-- Start Data for processing --

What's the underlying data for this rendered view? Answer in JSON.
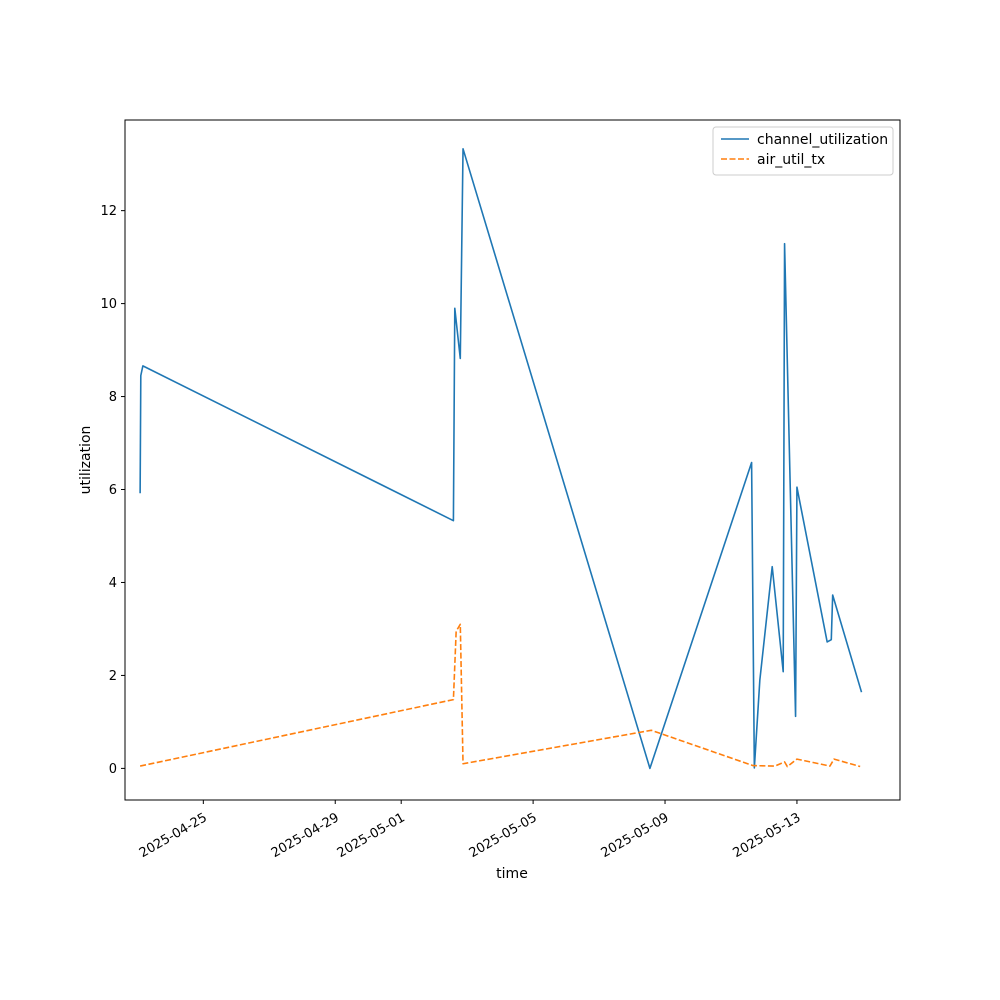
{
  "chart_data": {
    "type": "line",
    "title": "",
    "xlabel": "time",
    "ylabel": "utilization",
    "xlim": [
      "2025-04-22T15:00",
      "2025-05-16T03:00"
    ],
    "ylim": [
      -0.68,
      13.95
    ],
    "x_ticks": [
      {
        "value": "2025-04-25",
        "label": "2025-04-25"
      },
      {
        "value": "2025-04-29",
        "label": "2025-04-29"
      },
      {
        "value": "2025-05-01",
        "label": "2025-05-01"
      },
      {
        "value": "2025-05-05",
        "label": "2025-05-05"
      },
      {
        "value": "2025-05-09",
        "label": "2025-05-09"
      },
      {
        "value": "2025-05-13",
        "label": "2025-05-13"
      }
    ],
    "y_ticks": [
      0,
      2,
      4,
      6,
      8,
      10,
      12
    ],
    "grid": false,
    "legend_position": "top-right",
    "series": [
      {
        "name": "channel_utilization",
        "color": "#1f77b4",
        "dash": "solid",
        "points": [
          [
            "2025-04-23T02:00",
            5.92
          ],
          [
            "2025-04-23T02:30",
            8.45
          ],
          [
            "2025-04-23T04:00",
            8.66
          ],
          [
            "2025-05-02T14:00",
            5.33
          ],
          [
            "2025-05-02T15:00",
            9.9
          ],
          [
            "2025-05-02T19:00",
            8.82
          ],
          [
            "2025-05-02T21:00",
            13.33
          ],
          [
            "2025-05-08T13:00",
            0.0
          ],
          [
            "2025-05-11T15:00",
            6.58
          ],
          [
            "2025-05-11T17:00",
            0.01
          ],
          [
            "2025-05-11T21:00",
            1.9
          ],
          [
            "2025-05-12T06:00",
            4.34
          ],
          [
            "2025-05-12T14:00",
            2.08
          ],
          [
            "2025-05-12T15:00",
            11.29
          ],
          [
            "2025-05-12T23:00",
            1.12
          ],
          [
            "2025-05-13T00:00",
            6.05
          ],
          [
            "2025-05-13T22:00",
            2.72
          ],
          [
            "2025-05-14T01:00",
            2.77
          ],
          [
            "2025-05-14T02:00",
            3.73
          ],
          [
            "2025-05-14T23:00",
            1.64
          ]
        ]
      },
      {
        "name": "air_util_tx",
        "color": "#ff7f0e",
        "dash": "dashed",
        "points": [
          [
            "2025-04-23T02:00",
            0.05
          ],
          [
            "2025-05-02T14:00",
            1.48
          ],
          [
            "2025-05-02T16:00",
            2.95
          ],
          [
            "2025-05-02T19:00",
            3.1
          ],
          [
            "2025-05-02T21:00",
            0.1
          ],
          [
            "2025-05-08T14:00",
            0.82
          ],
          [
            "2025-05-11T16:00",
            0.06
          ],
          [
            "2025-05-12T08:00",
            0.05
          ],
          [
            "2025-05-12T15:00",
            0.14
          ],
          [
            "2025-05-12T17:00",
            0.04
          ],
          [
            "2025-05-13T00:00",
            0.2
          ],
          [
            "2025-05-14T00:00",
            0.05
          ],
          [
            "2025-05-14T03:00",
            0.2
          ],
          [
            "2025-05-14T22:00",
            0.04
          ]
        ]
      }
    ]
  }
}
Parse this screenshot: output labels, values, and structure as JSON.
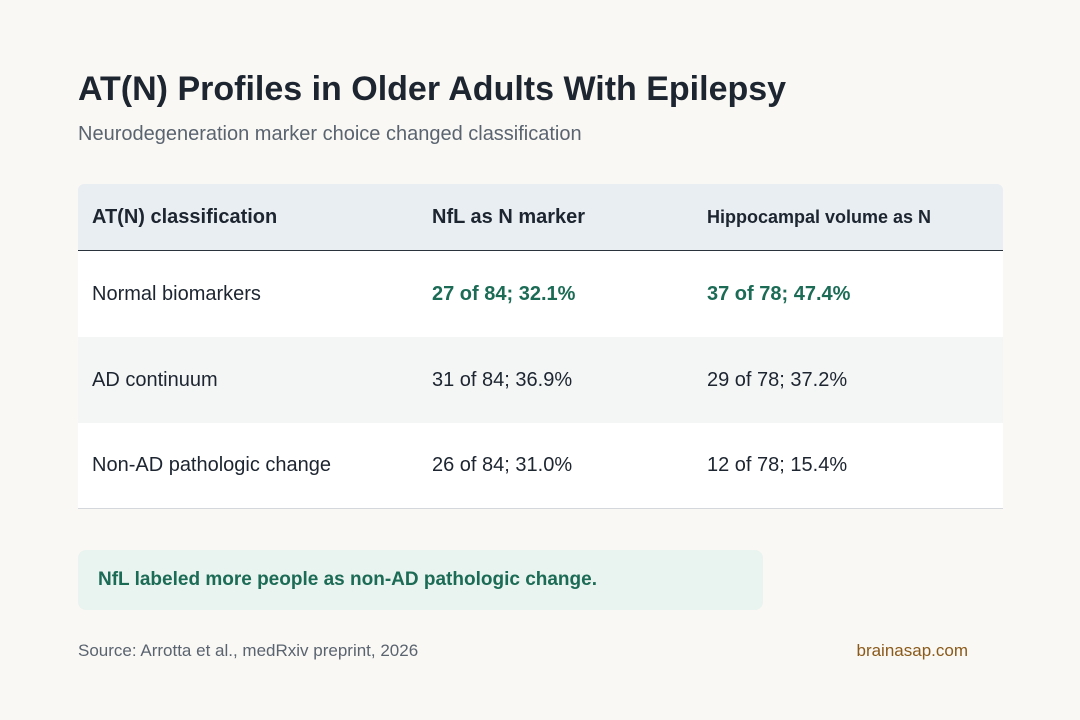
{
  "header": {
    "title": "AT(N) Profiles in Older Adults With Epilepsy",
    "subtitle": "Neurodegeneration marker choice changed classification"
  },
  "table": {
    "columns": [
      "AT(N) classification",
      "NfL as N marker",
      "Hippocampal volume as N"
    ],
    "rows": [
      {
        "label": "Normal biomarkers",
        "nfl": "27 of 84; 32.1%",
        "hippocampal": "37 of 78; 47.4%",
        "highlight": true
      },
      {
        "label": "AD continuum",
        "nfl": "31 of 84; 36.9%",
        "hippocampal": "29 of 78; 37.2%",
        "highlight": false
      },
      {
        "label": "Non-AD pathologic change",
        "nfl": "26 of 84; 31.0%",
        "hippocampal": "12 of 78; 15.4%",
        "highlight": false
      }
    ]
  },
  "callout": {
    "text": "NfL labeled more people as non-AD pathologic change."
  },
  "footer": {
    "source": "Source: Arrotta et al., medRxiv preprint, 2026",
    "brand": "brainasap.com"
  },
  "colors": {
    "accent_green": "#1b6b55",
    "brand_brown": "#8a5a1a",
    "header_bg": "#e9eef2",
    "callout_bg": "#e9f3ef"
  }
}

-- End Data for processing --

The task | Without the pictures, extract every entry verbatim.

Exercise solution |
What's the underlying data for this rendered view? Answer in JSON.
{
  "chart_data": {
    "type": "line",
    "title": "",
    "xlabel": "time",
    "ylabel": "utilization",
    "xlim": [
      "2025-04-22T15:00",
      "2025-05-16T03:00"
    ],
    "ylim": [
      -0.68,
      13.95
    ],
    "x_ticks": [
      {
        "value": "2025-04-25",
        "label": "2025-04-25"
      },
      {
        "value": "2025-04-29",
        "label": "2025-04-29"
      },
      {
        "value": "2025-05-01",
        "label": "2025-05-01"
      },
      {
        "value": "2025-05-05",
        "label": "2025-05-05"
      },
      {
        "value": "2025-05-09",
        "label": "2025-05-09"
      },
      {
        "value": "2025-05-13",
        "label": "2025-05-13"
      }
    ],
    "y_ticks": [
      0,
      2,
      4,
      6,
      8,
      10,
      12
    ],
    "grid": false,
    "legend_position": "top-right",
    "series": [
      {
        "name": "channel_utilization",
        "color": "#1f77b4",
        "dash": "solid",
        "points": [
          [
            "2025-04-23T02:00",
            5.92
          ],
          [
            "2025-04-23T02:30",
            8.45
          ],
          [
            "2025-04-23T04:00",
            8.66
          ],
          [
            "2025-05-02T14:00",
            5.33
          ],
          [
            "2025-05-02T15:00",
            9.9
          ],
          [
            "2025-05-02T19:00",
            8.82
          ],
          [
            "2025-05-02T21:00",
            13.33
          ],
          [
            "2025-05-08T13:00",
            0.0
          ],
          [
            "2025-05-11T15:00",
            6.58
          ],
          [
            "2025-05-11T17:00",
            0.01
          ],
          [
            "2025-05-11T21:00",
            1.9
          ],
          [
            "2025-05-12T06:00",
            4.34
          ],
          [
            "2025-05-12T14:00",
            2.08
          ],
          [
            "2025-05-12T15:00",
            11.29
          ],
          [
            "2025-05-12T23:00",
            1.12
          ],
          [
            "2025-05-13T00:00",
            6.05
          ],
          [
            "2025-05-13T22:00",
            2.72
          ],
          [
            "2025-05-14T01:00",
            2.77
          ],
          [
            "2025-05-14T02:00",
            3.73
          ],
          [
            "2025-05-14T23:00",
            1.64
          ]
        ]
      },
      {
        "name": "air_util_tx",
        "color": "#ff7f0e",
        "dash": "dashed",
        "points": [
          [
            "2025-04-23T02:00",
            0.05
          ],
          [
            "2025-05-02T14:00",
            1.48
          ],
          [
            "2025-05-02T16:00",
            2.95
          ],
          [
            "2025-05-02T19:00",
            3.1
          ],
          [
            "2025-05-02T21:00",
            0.1
          ],
          [
            "2025-05-08T14:00",
            0.82
          ],
          [
            "2025-05-11T16:00",
            0.06
          ],
          [
            "2025-05-12T08:00",
            0.05
          ],
          [
            "2025-05-12T15:00",
            0.14
          ],
          [
            "2025-05-12T17:00",
            0.04
          ],
          [
            "2025-05-13T00:00",
            0.2
          ],
          [
            "2025-05-14T00:00",
            0.05
          ],
          [
            "2025-05-14T03:00",
            0.2
          ],
          [
            "2025-05-14T22:00",
            0.04
          ]
        ]
      }
    ]
  }
}
Parse this screenshot: output labels, values, and structure as JSON.
{
  "header": {
    "title": "AT(N) Profiles in Older Adults With Epilepsy",
    "subtitle": "Neurodegeneration marker choice changed classification"
  },
  "table": {
    "columns": [
      "AT(N) classification",
      "NfL as N marker",
      "Hippocampal volume as N"
    ],
    "rows": [
      {
        "label": "Normal biomarkers",
        "nfl": "27 of 84; 32.1%",
        "hippocampal": "37 of 78; 47.4%",
        "highlight": true
      },
      {
        "label": "AD continuum",
        "nfl": "31 of 84; 36.9%",
        "hippocampal": "29 of 78; 37.2%",
        "highlight": false
      },
      {
        "label": "Non-AD pathologic change",
        "nfl": "26 of 84; 31.0%",
        "hippocampal": "12 of 78; 15.4%",
        "highlight": false
      }
    ]
  },
  "callout": {
    "text": "NfL labeled more people as non-AD pathologic change."
  },
  "footer": {
    "source": "Source: Arrotta et al., medRxiv preprint, 2026",
    "brand": "brainasap.com"
  },
  "colors": {
    "accent_green": "#1b6b55",
    "brand_brown": "#8a5a1a",
    "header_bg": "#e9eef2",
    "callout_bg": "#e9f3ef"
  }
}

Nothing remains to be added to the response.